▸ Objective: Write out all of the data without omission, exactly as shown.

Data entries:
--- Begin ---

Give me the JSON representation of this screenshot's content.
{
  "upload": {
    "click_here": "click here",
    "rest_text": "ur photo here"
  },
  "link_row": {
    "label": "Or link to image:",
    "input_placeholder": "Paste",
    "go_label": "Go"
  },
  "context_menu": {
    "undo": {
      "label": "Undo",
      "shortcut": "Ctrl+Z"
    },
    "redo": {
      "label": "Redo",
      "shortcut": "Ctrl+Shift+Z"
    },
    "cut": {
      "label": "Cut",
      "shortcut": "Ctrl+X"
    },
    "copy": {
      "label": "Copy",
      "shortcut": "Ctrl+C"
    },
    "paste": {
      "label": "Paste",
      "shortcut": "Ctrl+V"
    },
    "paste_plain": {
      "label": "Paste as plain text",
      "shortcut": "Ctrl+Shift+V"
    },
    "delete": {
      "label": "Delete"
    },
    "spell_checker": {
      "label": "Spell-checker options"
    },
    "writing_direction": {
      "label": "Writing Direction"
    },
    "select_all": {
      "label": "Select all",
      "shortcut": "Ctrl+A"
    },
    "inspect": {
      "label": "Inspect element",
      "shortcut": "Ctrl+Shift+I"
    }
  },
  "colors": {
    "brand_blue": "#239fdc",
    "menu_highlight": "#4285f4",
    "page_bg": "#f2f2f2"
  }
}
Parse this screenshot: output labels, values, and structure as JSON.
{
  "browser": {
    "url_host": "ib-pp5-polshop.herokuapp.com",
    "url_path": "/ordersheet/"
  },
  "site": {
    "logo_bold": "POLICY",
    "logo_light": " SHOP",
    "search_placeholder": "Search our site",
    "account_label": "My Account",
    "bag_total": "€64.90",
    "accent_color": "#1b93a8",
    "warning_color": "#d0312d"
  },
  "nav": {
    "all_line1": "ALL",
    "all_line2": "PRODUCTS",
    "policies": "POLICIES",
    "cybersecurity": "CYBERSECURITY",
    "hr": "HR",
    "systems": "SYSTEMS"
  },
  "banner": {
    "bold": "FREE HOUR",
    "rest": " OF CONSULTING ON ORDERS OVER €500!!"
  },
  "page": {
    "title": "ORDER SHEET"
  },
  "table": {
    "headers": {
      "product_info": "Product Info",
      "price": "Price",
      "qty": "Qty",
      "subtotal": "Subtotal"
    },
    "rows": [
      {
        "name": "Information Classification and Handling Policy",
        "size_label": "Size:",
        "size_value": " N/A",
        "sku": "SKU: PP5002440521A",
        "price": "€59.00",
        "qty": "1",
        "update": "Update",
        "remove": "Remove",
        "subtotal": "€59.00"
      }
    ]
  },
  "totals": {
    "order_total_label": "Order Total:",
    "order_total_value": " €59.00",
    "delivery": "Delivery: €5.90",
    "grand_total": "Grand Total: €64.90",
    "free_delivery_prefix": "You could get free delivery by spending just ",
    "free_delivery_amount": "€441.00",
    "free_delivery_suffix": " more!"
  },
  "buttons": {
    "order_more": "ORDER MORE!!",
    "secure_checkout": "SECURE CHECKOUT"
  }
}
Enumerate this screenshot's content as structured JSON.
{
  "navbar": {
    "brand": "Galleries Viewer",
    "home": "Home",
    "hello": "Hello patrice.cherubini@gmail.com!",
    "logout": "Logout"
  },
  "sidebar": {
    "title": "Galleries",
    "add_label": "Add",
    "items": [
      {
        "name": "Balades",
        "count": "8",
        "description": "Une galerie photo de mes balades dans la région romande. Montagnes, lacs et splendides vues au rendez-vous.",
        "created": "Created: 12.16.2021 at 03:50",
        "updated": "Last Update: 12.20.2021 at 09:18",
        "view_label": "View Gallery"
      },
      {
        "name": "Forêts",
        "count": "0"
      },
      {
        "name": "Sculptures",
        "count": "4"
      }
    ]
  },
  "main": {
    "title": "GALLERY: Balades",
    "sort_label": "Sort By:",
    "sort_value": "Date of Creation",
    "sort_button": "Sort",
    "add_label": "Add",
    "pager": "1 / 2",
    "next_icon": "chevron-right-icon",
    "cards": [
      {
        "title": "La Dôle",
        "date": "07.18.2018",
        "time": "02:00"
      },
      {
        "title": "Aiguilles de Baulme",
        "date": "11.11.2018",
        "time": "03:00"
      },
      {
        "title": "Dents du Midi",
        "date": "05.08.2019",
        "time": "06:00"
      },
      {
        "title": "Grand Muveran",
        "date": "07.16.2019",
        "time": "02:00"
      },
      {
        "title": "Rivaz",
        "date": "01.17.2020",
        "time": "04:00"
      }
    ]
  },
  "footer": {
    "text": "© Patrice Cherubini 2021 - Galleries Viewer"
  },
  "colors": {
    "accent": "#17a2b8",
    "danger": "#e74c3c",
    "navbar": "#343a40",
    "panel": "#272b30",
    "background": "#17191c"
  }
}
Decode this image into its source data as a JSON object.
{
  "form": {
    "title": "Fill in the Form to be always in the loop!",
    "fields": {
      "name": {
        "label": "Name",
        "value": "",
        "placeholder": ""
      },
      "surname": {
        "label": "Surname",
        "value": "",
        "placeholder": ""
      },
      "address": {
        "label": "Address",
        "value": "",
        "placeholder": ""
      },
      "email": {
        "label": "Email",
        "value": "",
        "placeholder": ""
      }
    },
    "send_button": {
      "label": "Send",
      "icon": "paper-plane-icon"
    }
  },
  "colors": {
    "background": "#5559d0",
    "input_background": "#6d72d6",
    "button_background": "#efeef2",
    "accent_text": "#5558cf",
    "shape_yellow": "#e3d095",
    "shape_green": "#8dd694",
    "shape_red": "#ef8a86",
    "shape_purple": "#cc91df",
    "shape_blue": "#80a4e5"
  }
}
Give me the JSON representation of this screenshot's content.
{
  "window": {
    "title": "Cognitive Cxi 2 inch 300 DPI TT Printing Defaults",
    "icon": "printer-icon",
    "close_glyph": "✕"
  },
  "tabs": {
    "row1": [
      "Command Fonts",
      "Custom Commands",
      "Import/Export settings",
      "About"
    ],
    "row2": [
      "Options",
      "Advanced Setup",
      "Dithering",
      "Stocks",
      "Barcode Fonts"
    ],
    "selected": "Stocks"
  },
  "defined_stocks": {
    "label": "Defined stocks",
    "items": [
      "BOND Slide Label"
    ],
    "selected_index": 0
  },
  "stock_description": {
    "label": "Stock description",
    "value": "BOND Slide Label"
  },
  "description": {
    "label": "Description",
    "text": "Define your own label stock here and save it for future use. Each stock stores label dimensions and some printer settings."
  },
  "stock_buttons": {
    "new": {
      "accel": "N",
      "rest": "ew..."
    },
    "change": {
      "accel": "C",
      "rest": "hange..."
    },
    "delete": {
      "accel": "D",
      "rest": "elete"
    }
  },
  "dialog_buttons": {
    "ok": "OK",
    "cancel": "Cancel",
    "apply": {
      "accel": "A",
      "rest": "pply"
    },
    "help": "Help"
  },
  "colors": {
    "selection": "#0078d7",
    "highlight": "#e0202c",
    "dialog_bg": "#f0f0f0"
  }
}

--- End ---

▸ Final answer:
Give me the JSON representation of this screenshot's content.
{
  "upload": {
    "click_here": "click here",
    "rest_text": "ur photo here"
  },
  "link_row": {
    "label": "Or link to image:",
    "input_placeholder": "Paste",
    "go_label": "Go"
  },
  "context_menu": {
    "undo": {
      "label": "Undo",
      "shortcut": "Ctrl+Z"
    },
    "redo": {
      "label": "Redo",
      "shortcut": "Ctrl+Shift+Z"
    },
    "cut": {
      "label": "Cut",
      "shortcut": "Ctrl+X"
    },
    "copy": {
      "label": "Copy",
      "shortcut": "Ctrl+C"
    },
    "paste": {
      "label": "Paste",
      "shortcut": "Ctrl+V"
    },
    "paste_plain": {
      "label": "Paste as plain text",
      "shortcut": "Ctrl+Shift+V"
    },
    "delete": {
      "label": "Delete"
    },
    "spell_checker": {
      "label": "Spell-checker options"
    },
    "writing_direction": {
      "label": "Writing Direction"
    },
    "select_all": {
      "label": "Select all",
      "shortcut": "Ctrl+A"
    },
    "inspect": {
      "label": "Inspect element",
      "shortcut": "Ctrl+Shift+I"
    }
  },
  "colors": {
    "brand_blue": "#239fdc",
    "menu_highlight": "#4285f4",
    "page_bg": "#f2f2f2"
  }
}
Parse this screenshot: output labels, values, and structure as JSON.
{
  "browser": {
    "url_host": "ib-pp5-polshop.herokuapp.com",
    "url_path": "/ordersheet/"
  },
  "site": {
    "logo_bold": "POLICY",
    "logo_light": " SHOP",
    "search_placeholder": "Search our site",
    "account_label": "My Account",
    "bag_total": "€64.90",
    "accent_color": "#1b93a8",
    "warning_color": "#d0312d"
  },
  "nav": {
    "all_line1": "ALL",
    "all_line2": "PRODUCTS",
    "policies": "POLICIES",
    "cybersecurity": "CYBERSECURITY",
    "hr": "HR",
    "systems": "SYSTEMS"
  },
  "banner": {
    "bold": "FREE HOUR",
    "rest": " OF CONSULTING ON ORDERS OVER €500!!"
  },
  "page": {
    "title": "ORDER SHEET"
  },
  "table": {
    "headers": {
      "product_info": "Product Info",
      "price": "Price",
      "qty": "Qty",
      "subtotal": "Subtotal"
    },
    "rows": [
      {
        "name": "Information Classification and Handling Policy",
        "size_label": "Size:",
        "size_value": " N/A",
        "sku": "SKU: PP5002440521A",
        "price": "€59.00",
        "qty": "1",
        "update": "Update",
        "remove": "Remove",
        "subtotal": "€59.00"
      }
    ]
  },
  "totals": {
    "order_total_label": "Order Total:",
    "order_total_value": " €59.00",
    "delivery": "Delivery: €5.90",
    "grand_total": "Grand Total: €64.90",
    "free_delivery_prefix": "You could get free delivery by spending just ",
    "free_delivery_amount": "€441.00",
    "free_delivery_suffix": " more!"
  },
  "buttons": {
    "order_more": "ORDER MORE!!",
    "secure_checkout": "SECURE CHECKOUT"
  }
}
Enumerate this screenshot's content as structured JSON.
{
  "navbar": {
    "brand": "Galleries Viewer",
    "home": "Home",
    "hello": "Hello patrice.cherubini@gmail.com!",
    "logout": "Logout"
  },
  "sidebar": {
    "title": "Galleries",
    "add_label": "Add",
    "items": [
      {
        "name": "Balades",
        "count": "8",
        "description": "Une galerie photo de mes balades dans la région romande. Montagnes, lacs et splendides vues au rendez-vous.",
        "created": "Created: 12.16.2021 at 03:50",
        "updated": "Last Update: 12.20.2021 at 09:18",
        "view_label": "View Gallery"
      },
      {
        "name": "Forêts",
        "count": "0"
      },
      {
        "name": "Sculptures",
        "count": "4"
      }
    ]
  },
  "main": {
    "title": "GALLERY: Balades",
    "sort_label": "Sort By:",
    "sort_value": "Date of Creation",
    "sort_button": "Sort",
    "add_label": "Add",
    "pager": "1 / 2",
    "next_icon": "chevron-right-icon",
    "cards": [
      {
        "title": "La Dôle",
        "date": "07.18.2018",
        "time": "02:00"
      },
      {
        "title": "Aiguilles de Baulme",
        "date": "11.11.2018",
        "time": "03:00"
      },
      {
        "title": "Dents du Midi",
        "date": "05.08.2019",
        "time": "06:00"
      },
      {
        "title": "Grand Muveran",
        "date": "07.16.2019",
        "time": "02:00"
      },
      {
        "title": "Rivaz",
        "date": "01.17.2020",
        "time": "04:00"
      }
    ]
  },
  "footer": {
    "text": "© Patrice Cherubini 2021 - Galleries Viewer"
  },
  "colors": {
    "accent": "#17a2b8",
    "danger": "#e74c3c",
    "navbar": "#343a40",
    "panel": "#272b30",
    "background": "#17191c"
  }
}
Decode this image into its source data as a JSON object.
{
  "form": {
    "title": "Fill in the Form to be always in the loop!",
    "fields": {
      "name": {
        "label": "Name",
        "value": "",
        "placeholder": ""
      },
      "surname": {
        "label": "Surname",
        "value": "",
        "placeholder": ""
      },
      "address": {
        "label": "Address",
        "value": "",
        "placeholder": ""
      },
      "email": {
        "label": "Email",
        "value": "",
        "placeholder": ""
      }
    },
    "send_button": {
      "label": "Send",
      "icon": "paper-plane-icon"
    }
  },
  "colors": {
    "background": "#5559d0",
    "input_background": "#6d72d6",
    "button_background": "#efeef2",
    "accent_text": "#5558cf",
    "shape_yellow": "#e3d095",
    "shape_green": "#8dd694",
    "shape_red": "#ef8a86",
    "shape_purple": "#cc91df",
    "shape_blue": "#80a4e5"
  }
}
Give me the JSON representation of this screenshot's content.
{
  "window": {
    "title": "Cognitive Cxi 2 inch 300 DPI TT Printing Defaults",
    "icon": "printer-icon",
    "close_glyph": "✕"
  },
  "tabs": {
    "row1": [
      "Command Fonts",
      "Custom Commands",
      "Import/Export settings",
      "About"
    ],
    "row2": [
      "Options",
      "Advanced Setup",
      "Dithering",
      "Stocks",
      "Barcode Fonts"
    ],
    "selected": "Stocks"
  },
  "defined_stocks": {
    "label": "Defined stocks",
    "items": [
      "BOND Slide Label"
    ],
    "selected_index": 0
  },
  "stock_description": {
    "label": "Stock description",
    "value": "BOND Slide Label"
  },
  "description": {
    "label": "Description",
    "text": "Define your own label stock here and save it for future use. Each stock stores label dimensions and some printer settings."
  },
  "stock_buttons": {
    "new": {
      "accel": "N",
      "rest": "ew..."
    },
    "change": {
      "accel": "C",
      "rest": "hange..."
    },
    "delete": {
      "accel": "D",
      "rest": "elete"
    }
  },
  "dialog_buttons": {
    "ok": "OK",
    "cancel": "Cancel",
    "apply": {
      "accel": "A",
      "rest": "pply"
    },
    "help": "Help"
  },
  "colors": {
    "selection": "#0078d7",
    "highlight": "#e0202c",
    "dialog_bg": "#f0f0f0"
  }
}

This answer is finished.